→ Exercise requirements
Determine how many lines carry the word "Expect". Output that number only.

━━━━━ The input

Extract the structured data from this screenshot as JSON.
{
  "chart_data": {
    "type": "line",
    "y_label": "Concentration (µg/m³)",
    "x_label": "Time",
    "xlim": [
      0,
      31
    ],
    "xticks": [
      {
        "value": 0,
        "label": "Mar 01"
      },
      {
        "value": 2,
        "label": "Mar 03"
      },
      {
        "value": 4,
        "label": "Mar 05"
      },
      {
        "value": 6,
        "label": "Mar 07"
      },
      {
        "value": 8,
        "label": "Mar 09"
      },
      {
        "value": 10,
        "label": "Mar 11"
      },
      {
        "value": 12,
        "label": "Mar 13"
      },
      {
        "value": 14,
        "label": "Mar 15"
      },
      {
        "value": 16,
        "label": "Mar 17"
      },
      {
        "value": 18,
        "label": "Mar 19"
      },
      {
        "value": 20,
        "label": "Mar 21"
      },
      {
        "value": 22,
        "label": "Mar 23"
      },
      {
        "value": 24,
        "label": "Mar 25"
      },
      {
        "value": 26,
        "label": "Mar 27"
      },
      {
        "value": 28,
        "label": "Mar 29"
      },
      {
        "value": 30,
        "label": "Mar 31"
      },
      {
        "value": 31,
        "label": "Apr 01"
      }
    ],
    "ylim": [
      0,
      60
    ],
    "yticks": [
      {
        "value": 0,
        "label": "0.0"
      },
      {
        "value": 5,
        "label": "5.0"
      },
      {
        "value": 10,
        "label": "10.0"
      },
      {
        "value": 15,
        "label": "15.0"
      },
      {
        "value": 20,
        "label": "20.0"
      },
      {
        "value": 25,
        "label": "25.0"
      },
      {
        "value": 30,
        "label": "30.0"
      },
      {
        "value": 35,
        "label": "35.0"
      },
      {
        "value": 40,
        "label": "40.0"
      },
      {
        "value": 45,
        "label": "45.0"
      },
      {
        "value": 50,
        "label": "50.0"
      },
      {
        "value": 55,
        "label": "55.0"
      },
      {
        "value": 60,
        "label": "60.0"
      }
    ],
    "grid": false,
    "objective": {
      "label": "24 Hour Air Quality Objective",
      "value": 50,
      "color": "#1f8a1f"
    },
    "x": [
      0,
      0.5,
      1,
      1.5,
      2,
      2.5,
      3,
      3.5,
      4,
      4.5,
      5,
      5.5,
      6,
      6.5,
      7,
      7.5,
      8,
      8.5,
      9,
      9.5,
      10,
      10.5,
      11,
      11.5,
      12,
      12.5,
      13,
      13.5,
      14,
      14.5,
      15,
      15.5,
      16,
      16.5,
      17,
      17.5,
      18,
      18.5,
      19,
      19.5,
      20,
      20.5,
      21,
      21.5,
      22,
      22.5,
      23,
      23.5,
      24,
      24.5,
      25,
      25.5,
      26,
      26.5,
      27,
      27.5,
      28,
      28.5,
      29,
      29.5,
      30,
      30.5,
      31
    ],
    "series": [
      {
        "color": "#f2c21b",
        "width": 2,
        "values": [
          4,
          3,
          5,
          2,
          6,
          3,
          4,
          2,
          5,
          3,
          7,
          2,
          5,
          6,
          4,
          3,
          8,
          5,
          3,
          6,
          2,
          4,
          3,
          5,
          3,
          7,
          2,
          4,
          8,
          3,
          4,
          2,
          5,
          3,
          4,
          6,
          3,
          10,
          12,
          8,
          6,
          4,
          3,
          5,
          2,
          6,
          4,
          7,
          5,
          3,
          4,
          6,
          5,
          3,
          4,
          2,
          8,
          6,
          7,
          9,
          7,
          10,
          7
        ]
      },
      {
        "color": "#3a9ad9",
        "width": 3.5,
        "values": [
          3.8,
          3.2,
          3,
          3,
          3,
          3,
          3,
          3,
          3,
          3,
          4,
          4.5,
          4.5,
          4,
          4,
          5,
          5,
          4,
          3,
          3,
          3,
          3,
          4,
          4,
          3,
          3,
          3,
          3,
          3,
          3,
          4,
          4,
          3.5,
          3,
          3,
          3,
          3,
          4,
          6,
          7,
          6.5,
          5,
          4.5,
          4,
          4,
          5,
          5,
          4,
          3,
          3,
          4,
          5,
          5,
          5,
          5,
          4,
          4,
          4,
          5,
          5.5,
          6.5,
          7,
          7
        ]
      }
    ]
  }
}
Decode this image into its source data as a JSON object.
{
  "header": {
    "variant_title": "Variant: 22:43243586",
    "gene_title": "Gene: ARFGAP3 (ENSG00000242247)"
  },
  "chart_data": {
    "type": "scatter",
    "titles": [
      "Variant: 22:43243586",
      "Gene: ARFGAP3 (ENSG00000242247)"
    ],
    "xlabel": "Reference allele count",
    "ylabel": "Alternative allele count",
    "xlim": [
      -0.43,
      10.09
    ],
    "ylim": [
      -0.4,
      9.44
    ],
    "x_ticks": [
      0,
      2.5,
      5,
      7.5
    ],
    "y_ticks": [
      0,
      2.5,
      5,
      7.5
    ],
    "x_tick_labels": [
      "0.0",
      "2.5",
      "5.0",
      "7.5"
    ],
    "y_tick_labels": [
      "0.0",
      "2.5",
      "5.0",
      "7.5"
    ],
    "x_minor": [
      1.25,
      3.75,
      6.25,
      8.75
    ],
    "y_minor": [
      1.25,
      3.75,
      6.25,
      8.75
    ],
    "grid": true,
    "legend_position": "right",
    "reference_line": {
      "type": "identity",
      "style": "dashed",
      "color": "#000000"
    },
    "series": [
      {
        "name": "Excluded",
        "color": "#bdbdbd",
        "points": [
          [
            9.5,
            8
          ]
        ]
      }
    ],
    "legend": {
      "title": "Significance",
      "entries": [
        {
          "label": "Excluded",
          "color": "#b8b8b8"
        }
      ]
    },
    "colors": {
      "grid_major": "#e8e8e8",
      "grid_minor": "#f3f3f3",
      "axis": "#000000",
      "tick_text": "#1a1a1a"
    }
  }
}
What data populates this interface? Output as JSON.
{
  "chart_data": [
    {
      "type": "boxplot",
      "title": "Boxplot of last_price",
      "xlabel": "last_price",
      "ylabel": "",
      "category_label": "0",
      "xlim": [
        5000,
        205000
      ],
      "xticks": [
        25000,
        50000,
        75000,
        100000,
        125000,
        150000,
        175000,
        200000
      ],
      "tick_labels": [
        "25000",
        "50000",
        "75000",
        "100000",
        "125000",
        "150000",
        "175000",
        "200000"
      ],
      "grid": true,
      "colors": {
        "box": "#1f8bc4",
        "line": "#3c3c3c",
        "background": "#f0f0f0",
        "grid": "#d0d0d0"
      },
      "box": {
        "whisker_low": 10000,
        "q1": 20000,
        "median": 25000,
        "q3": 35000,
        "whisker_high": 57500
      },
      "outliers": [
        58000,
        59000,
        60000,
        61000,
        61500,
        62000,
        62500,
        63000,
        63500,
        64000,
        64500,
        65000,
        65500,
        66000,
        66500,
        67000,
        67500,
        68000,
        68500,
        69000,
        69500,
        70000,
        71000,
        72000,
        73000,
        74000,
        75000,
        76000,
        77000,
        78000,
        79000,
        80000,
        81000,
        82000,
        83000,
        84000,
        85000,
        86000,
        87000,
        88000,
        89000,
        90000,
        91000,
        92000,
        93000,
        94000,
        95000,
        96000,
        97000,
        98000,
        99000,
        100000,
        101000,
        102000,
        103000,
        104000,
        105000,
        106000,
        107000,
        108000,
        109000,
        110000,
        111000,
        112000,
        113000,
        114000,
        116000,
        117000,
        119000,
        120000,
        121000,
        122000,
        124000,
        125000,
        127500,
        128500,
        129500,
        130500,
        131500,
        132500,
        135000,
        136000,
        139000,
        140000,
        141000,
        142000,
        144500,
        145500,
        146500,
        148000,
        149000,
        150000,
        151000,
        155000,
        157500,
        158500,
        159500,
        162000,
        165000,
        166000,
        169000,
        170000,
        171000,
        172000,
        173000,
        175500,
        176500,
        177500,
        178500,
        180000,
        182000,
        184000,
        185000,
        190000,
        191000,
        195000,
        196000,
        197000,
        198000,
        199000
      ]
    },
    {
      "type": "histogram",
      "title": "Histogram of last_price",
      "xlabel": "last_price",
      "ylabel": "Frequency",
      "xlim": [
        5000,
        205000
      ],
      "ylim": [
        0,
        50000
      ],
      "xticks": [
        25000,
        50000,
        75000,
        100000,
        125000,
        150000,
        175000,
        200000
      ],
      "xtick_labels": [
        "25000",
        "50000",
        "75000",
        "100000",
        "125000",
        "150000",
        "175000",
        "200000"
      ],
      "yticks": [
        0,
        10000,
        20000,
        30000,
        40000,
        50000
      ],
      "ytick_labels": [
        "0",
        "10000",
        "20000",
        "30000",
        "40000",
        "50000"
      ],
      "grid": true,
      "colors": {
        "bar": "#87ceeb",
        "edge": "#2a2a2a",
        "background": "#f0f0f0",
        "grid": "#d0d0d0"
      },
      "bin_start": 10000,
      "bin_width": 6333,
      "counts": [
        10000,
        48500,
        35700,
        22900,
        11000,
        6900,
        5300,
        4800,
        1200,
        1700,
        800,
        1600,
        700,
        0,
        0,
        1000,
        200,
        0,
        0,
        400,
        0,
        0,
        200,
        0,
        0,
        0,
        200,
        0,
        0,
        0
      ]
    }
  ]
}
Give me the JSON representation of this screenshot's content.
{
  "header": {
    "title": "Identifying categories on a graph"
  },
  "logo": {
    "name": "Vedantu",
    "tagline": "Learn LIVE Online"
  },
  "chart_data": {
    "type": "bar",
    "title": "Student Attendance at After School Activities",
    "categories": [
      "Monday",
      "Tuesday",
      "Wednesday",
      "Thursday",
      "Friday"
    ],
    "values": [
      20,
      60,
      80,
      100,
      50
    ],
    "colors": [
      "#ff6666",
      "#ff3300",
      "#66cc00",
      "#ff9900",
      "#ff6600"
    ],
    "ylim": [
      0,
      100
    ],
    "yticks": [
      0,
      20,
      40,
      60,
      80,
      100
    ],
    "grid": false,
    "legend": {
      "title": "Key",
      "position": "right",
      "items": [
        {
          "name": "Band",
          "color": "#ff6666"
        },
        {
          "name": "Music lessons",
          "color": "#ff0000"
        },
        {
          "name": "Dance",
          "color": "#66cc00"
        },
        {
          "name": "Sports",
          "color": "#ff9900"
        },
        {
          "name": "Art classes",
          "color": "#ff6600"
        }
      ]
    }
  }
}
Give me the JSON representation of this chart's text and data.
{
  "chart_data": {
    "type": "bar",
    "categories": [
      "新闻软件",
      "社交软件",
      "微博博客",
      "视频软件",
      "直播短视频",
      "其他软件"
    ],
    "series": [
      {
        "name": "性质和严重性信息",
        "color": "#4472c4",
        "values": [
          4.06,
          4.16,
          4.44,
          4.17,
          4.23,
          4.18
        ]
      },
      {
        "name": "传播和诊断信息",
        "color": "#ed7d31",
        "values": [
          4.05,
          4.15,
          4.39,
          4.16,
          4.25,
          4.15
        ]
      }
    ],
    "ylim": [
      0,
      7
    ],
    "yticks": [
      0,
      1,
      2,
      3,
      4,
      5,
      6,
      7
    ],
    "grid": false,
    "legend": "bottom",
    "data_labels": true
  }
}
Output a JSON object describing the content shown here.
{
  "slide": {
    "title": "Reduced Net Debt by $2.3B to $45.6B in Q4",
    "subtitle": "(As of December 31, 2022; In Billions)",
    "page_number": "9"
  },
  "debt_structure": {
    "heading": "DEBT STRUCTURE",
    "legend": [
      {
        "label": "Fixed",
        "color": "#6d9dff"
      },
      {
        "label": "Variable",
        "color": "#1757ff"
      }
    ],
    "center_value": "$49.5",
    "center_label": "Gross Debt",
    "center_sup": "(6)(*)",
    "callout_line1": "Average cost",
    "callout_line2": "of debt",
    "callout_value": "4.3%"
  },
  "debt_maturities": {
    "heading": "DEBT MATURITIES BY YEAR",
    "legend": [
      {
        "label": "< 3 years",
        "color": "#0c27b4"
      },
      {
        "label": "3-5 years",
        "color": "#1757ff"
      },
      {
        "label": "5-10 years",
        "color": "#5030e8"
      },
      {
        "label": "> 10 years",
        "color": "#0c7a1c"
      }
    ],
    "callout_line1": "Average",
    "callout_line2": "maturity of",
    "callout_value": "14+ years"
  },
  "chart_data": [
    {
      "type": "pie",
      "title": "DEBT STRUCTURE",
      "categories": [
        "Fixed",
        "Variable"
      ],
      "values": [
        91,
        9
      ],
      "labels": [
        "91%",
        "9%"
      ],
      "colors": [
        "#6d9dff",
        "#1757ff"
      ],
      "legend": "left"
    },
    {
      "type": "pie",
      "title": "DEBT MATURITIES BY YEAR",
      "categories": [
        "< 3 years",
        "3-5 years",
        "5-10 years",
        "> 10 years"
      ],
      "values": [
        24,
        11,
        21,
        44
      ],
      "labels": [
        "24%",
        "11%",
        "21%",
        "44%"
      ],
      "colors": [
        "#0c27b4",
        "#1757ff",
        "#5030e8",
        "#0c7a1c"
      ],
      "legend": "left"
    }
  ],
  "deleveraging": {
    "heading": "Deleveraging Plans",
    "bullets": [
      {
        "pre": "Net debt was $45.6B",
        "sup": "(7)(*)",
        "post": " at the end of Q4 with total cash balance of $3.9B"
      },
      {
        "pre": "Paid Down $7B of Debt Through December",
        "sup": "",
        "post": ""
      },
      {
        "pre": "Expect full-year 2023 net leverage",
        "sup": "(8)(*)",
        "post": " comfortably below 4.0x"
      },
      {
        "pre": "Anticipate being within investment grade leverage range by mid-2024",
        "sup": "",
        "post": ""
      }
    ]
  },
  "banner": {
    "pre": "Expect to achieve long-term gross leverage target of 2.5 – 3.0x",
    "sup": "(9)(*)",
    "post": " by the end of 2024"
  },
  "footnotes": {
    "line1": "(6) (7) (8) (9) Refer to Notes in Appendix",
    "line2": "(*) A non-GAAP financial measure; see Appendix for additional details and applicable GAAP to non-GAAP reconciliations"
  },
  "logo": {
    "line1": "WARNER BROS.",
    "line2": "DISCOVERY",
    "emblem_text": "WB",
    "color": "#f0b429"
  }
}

━━━━━━━━━━

→ Problem solution
2